Objective: Your task is to reproduce the entries below word for word.

☆ ☆ ☆ ☆ ☆

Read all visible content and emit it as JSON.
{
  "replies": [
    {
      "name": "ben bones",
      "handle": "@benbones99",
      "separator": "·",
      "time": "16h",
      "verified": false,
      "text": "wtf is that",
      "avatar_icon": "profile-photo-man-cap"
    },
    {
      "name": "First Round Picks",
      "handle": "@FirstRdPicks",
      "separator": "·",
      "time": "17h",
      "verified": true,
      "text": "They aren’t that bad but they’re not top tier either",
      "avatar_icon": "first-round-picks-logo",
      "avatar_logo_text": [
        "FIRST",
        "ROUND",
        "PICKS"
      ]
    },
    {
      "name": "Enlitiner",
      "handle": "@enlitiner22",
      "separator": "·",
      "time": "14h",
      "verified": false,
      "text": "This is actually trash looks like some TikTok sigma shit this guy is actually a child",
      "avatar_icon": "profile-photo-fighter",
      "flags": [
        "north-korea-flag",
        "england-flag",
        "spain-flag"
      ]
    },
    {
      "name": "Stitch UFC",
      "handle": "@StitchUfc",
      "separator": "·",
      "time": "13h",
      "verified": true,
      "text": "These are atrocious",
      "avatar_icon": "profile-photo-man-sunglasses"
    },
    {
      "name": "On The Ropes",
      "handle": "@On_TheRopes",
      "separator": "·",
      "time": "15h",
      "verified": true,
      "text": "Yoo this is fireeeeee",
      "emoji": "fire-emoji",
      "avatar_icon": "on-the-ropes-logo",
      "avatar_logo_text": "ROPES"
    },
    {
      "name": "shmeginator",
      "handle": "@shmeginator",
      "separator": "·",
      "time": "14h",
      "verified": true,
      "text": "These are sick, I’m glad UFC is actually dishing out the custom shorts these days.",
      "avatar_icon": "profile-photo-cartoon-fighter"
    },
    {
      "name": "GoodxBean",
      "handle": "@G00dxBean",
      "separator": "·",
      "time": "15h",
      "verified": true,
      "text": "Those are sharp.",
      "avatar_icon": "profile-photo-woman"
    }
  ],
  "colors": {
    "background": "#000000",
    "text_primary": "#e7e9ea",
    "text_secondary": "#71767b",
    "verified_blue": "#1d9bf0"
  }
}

☆ ☆ ☆ ☆ ☆

Exercise response:
Read all visible content and emit it as JSON.
{
  "replies": [
    {
      "name": "ben bones",
      "handle": "@benbones99",
      "separator": "·",
      "time": "16h",
      "verified": false,
      "text": "wtf is that",
      "avatar_icon": "profile-photo-man-cap"
    },
    {
      "name": "First Round Picks",
      "handle": "@FirstRdPicks",
      "separator": "·",
      "time": "17h",
      "verified": true,
      "text": "They aren’t that bad but they’re not top tier either",
      "avatar_icon": "first-round-picks-logo",
      "avatar_logo_text": [
        "FIRST",
        "ROUND",
        "PICKS"
      ]
    },
    {
      "name": "Enlitiner",
      "handle": "@enlitiner22",
      "separator": "·",
      "time": "14h",
      "verified": false,
      "text": "This is actually trash looks like some TikTok sigma shit this guy is actually a child",
      "avatar_icon": "profile-photo-fighter",
      "flags": [
        "north-korea-flag",
        "england-flag",
        "spain-flag"
      ]
    },
    {
      "name": "Stitch UFC",
      "handle": "@StitchUfc",
      "separator": "·",
      "time": "13h",
      "verified": true,
      "text": "These are atrocious",
      "avatar_icon": "profile-photo-man-sunglasses"
    },
    {
      "name": "On The Ropes",
      "handle": "@On_TheRopes",
      "separator": "·",
      "time": "15h",
      "verified": true,
      "text": "Yoo this is fireeeeee",
      "emoji": "fire-emoji",
      "avatar_icon": "on-the-ropes-logo",
      "avatar_logo_text": "ROPES"
    },
    {
      "name": "shmeginator",
      "handle": "@shmeginator",
      "separator": "·",
      "time": "14h",
      "verified": true,
      "text": "These are sick, I’m glad UFC is actually dishing out the custom shorts these days.",
      "avatar_icon": "profile-photo-cartoon-fighter"
    },
    {
      "name": "GoodxBean",
      "handle": "@G00dxBean",
      "separator": "·",
      "time": "15h",
      "verified": true,
      "text": "Those are sharp.",
      "avatar_icon": "profile-photo-woman"
    }
  ],
  "colors": {
    "background": "#000000",
    "text_primary": "#e7e9ea",
    "text_secondary": "#71767b",
    "verified_blue": "#1d9bf0"
  }
}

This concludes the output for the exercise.